Requirement: Copy the lines that follow, keeping every character the same.
— begin Records for the task —
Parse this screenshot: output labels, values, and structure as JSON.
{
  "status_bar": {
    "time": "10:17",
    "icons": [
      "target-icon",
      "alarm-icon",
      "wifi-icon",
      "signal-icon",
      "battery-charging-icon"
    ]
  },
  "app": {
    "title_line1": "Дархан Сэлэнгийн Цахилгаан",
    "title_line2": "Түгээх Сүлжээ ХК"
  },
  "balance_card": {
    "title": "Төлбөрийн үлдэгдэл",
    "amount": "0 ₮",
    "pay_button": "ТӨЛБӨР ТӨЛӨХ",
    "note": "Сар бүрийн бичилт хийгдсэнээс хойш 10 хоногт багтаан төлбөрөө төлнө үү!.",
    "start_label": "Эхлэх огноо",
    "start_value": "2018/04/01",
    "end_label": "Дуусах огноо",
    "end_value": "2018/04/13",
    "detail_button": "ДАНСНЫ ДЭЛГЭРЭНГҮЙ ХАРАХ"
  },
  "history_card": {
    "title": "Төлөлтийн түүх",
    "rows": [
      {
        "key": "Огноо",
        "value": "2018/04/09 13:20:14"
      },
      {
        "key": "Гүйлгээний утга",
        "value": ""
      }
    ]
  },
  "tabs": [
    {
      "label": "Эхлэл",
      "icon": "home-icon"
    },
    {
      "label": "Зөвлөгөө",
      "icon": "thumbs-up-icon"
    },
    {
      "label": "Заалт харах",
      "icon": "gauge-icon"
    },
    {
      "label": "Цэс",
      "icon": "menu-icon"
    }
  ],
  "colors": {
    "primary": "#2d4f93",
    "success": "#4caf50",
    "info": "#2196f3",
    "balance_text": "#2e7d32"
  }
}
— end Records for the task —
Solved exercise:
Parse this screenshot: output labels, values, and structure as JSON.
{
  "status_bar": {
    "time": "10:17",
    "icons": [
      "target-icon",
      "alarm-icon",
      "wifi-icon",
      "signal-icon",
      "battery-charging-icon"
    ]
  },
  "app": {
    "title_line1": "Дархан Сэлэнгийн Цахилгаан",
    "title_line2": "Түгээх Сүлжээ ХК"
  },
  "balance_card": {
    "title": "Төлбөрийн үлдэгдэл",
    "amount": "0 ₮",
    "pay_button": "ТӨЛБӨР ТӨЛӨХ",
    "note": "Сар бүрийн бичилт хийгдсэнээс хойш 10 хоногт багтаан төлбөрөө төлнө үү!.",
    "start_label": "Эхлэх огноо",
    "start_value": "2018/04/01",
    "end_label": "Дуусах огноо",
    "end_value": "2018/04/13",
    "detail_button": "ДАНСНЫ ДЭЛГЭРЭНГҮЙ ХАРАХ"
  },
  "history_card": {
    "title": "Төлөлтийн түүх",
    "rows": [
      {
        "key": "Огноо",
        "value": "2018/04/09 13:20:14"
      },
      {
        "key": "Гүйлгээний утга",
        "value": ""
      }
    ]
  },
  "tabs": [
    {
      "label": "Эхлэл",
      "icon": "home-icon"
    },
    {
      "label": "Зөвлөгөө",
      "icon": "thumbs-up-icon"
    },
    {
      "label": "Заалт харах",
      "icon": "gauge-icon"
    },
    {
      "label": "Цэс",
      "icon": "menu-icon"
    }
  ],
  "colors": {
    "primary": "#2d4f93",
    "success": "#4caf50",
    "info": "#2196f3",
    "balance_text": "#2e7d32"
  }
}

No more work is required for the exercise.